■ Required work ■
From the entries below, please gather each line containing the string "right".

= = = =

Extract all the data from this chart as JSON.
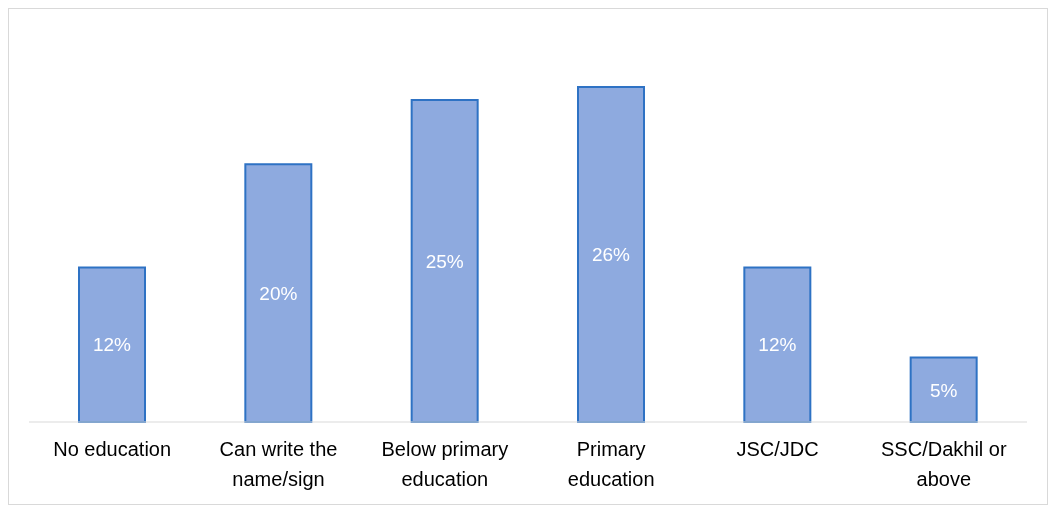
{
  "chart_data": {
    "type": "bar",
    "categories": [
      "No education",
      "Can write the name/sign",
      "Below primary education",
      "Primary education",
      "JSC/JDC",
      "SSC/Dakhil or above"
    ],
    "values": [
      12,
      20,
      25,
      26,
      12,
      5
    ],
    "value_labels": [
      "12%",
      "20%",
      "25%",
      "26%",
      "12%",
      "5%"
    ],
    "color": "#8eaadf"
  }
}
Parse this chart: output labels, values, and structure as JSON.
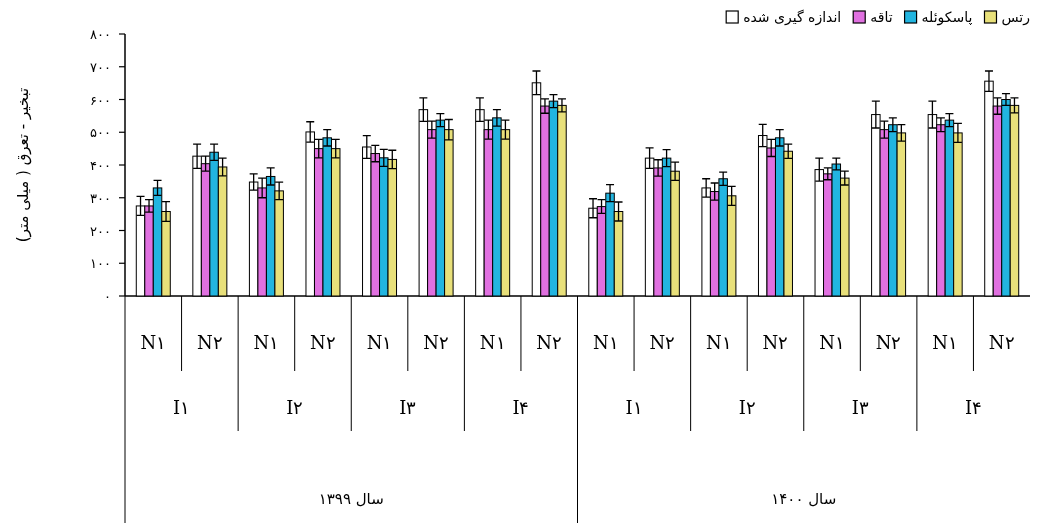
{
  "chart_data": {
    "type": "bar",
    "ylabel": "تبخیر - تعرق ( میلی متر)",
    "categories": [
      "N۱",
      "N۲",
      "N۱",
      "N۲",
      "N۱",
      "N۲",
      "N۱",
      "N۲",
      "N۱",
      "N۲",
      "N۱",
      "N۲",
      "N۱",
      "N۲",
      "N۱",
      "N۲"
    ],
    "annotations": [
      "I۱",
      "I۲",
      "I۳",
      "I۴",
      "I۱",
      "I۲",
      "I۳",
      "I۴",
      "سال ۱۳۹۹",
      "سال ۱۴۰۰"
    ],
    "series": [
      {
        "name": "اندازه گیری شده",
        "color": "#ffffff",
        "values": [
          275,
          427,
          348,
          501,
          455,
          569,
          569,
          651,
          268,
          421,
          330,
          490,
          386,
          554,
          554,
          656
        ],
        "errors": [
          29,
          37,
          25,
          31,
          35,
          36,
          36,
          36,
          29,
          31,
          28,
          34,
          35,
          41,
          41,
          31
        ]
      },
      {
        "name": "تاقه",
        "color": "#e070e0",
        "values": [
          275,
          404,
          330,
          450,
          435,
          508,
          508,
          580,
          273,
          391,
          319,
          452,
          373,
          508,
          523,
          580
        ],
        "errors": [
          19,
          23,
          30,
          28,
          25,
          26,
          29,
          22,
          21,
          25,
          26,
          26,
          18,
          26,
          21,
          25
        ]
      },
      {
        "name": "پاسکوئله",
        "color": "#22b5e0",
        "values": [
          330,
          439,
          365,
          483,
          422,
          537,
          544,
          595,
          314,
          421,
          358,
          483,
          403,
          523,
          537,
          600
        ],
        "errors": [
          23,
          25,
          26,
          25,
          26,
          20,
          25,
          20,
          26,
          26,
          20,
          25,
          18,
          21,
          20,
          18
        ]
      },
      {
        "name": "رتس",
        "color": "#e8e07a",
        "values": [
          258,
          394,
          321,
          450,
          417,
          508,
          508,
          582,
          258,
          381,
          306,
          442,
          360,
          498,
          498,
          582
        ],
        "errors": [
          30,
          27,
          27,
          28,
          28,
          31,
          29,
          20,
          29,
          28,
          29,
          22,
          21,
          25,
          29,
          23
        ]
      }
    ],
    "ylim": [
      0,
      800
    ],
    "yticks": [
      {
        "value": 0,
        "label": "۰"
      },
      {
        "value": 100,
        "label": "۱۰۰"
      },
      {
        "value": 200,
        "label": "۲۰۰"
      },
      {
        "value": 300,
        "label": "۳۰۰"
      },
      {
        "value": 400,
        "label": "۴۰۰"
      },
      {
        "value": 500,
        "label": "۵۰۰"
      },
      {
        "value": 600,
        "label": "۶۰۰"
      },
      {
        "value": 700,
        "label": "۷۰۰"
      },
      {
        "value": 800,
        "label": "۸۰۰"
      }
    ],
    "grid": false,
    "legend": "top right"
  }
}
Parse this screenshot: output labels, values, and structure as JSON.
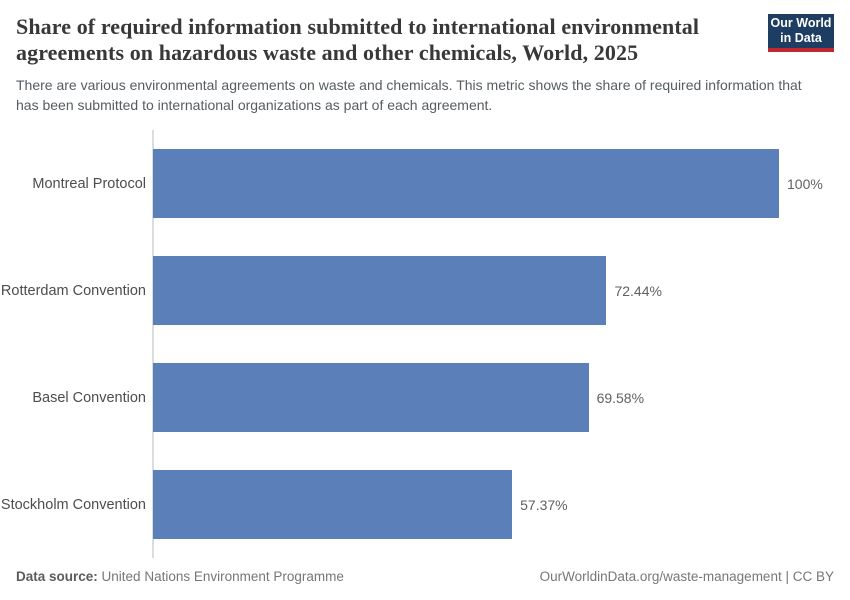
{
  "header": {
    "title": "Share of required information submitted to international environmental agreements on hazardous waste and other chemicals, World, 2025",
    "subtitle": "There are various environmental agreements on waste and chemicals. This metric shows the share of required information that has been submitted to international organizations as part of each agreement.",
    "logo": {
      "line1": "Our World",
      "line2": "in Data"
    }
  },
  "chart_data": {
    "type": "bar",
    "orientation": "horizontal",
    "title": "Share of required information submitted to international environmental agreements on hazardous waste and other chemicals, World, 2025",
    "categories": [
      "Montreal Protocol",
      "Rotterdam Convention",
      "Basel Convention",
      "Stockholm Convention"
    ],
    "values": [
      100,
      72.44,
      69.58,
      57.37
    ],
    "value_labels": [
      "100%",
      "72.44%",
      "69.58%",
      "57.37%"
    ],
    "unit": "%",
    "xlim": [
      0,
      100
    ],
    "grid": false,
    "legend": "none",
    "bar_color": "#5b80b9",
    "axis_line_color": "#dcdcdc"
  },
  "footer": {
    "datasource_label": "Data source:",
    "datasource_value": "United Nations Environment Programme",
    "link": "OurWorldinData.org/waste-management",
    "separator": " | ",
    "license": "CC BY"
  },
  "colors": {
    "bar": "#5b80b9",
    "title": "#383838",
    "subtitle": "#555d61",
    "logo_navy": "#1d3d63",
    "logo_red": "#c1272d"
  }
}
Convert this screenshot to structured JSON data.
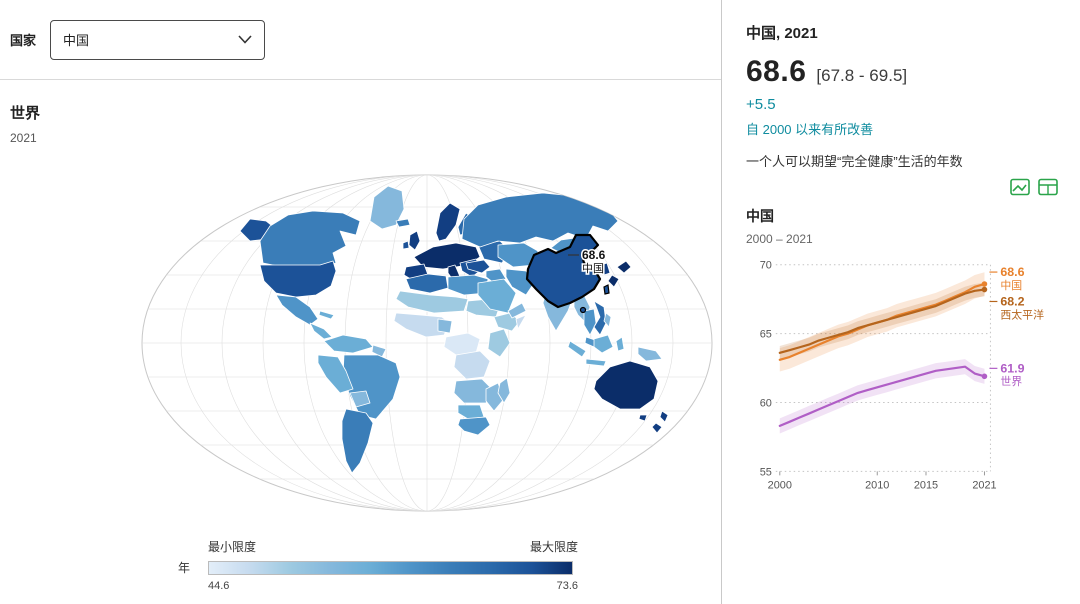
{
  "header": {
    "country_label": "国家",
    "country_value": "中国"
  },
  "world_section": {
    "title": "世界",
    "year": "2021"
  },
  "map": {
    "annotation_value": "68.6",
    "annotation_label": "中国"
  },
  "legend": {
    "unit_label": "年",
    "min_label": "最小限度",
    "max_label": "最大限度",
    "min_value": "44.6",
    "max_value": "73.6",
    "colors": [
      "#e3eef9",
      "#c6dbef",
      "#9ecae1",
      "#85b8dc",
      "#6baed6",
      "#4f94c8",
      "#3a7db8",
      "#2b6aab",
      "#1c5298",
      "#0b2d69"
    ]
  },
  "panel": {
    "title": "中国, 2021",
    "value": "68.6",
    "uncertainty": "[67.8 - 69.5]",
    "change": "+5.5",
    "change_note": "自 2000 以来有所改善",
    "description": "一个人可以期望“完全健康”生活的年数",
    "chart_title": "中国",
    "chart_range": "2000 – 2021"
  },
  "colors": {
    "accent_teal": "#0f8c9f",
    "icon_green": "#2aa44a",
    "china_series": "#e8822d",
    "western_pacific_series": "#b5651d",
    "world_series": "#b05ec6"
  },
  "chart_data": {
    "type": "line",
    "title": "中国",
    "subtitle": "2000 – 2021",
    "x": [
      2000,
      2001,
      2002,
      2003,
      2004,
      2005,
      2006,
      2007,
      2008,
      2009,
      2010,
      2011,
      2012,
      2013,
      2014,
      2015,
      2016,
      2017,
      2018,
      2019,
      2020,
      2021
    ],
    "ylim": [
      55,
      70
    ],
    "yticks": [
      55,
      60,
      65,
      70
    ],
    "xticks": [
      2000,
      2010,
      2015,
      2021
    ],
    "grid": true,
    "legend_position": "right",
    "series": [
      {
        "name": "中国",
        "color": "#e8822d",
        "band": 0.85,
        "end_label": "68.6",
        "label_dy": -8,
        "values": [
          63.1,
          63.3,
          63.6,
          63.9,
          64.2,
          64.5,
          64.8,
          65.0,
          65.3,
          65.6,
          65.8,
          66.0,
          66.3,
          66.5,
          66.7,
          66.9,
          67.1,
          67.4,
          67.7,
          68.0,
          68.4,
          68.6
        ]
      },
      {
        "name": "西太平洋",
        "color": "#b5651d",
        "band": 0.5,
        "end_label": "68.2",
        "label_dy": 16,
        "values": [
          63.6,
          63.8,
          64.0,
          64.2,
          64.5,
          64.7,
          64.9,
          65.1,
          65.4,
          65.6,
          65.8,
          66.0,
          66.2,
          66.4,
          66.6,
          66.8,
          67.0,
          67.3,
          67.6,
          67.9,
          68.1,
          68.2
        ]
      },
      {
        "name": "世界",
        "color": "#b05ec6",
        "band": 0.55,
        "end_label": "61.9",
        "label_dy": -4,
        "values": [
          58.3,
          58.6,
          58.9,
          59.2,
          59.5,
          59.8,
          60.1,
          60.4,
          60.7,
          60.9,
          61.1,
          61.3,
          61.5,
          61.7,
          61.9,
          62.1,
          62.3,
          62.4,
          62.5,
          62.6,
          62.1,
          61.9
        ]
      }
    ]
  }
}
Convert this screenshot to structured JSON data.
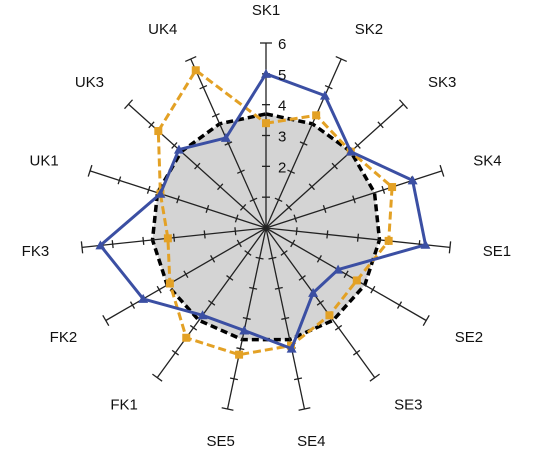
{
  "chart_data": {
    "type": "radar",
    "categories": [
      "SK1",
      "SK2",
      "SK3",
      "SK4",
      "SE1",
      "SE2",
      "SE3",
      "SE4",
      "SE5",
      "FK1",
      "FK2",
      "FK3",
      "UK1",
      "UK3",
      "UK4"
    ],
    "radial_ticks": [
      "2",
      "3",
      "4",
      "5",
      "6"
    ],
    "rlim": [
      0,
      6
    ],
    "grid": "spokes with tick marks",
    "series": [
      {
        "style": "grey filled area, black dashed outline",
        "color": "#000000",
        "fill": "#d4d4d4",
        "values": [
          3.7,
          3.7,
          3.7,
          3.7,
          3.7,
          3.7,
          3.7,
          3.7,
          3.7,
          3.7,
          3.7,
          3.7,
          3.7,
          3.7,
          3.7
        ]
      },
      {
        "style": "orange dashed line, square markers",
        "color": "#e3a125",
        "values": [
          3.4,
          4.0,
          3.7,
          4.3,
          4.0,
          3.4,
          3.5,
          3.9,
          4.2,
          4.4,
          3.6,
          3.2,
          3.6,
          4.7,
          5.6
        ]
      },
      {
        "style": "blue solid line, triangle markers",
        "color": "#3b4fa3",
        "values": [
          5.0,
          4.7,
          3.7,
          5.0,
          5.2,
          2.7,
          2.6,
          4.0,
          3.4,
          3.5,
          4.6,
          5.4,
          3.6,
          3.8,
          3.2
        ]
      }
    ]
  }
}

= = = =

■ Final result ■
    "legend": "top right"
    "legend_position": "right",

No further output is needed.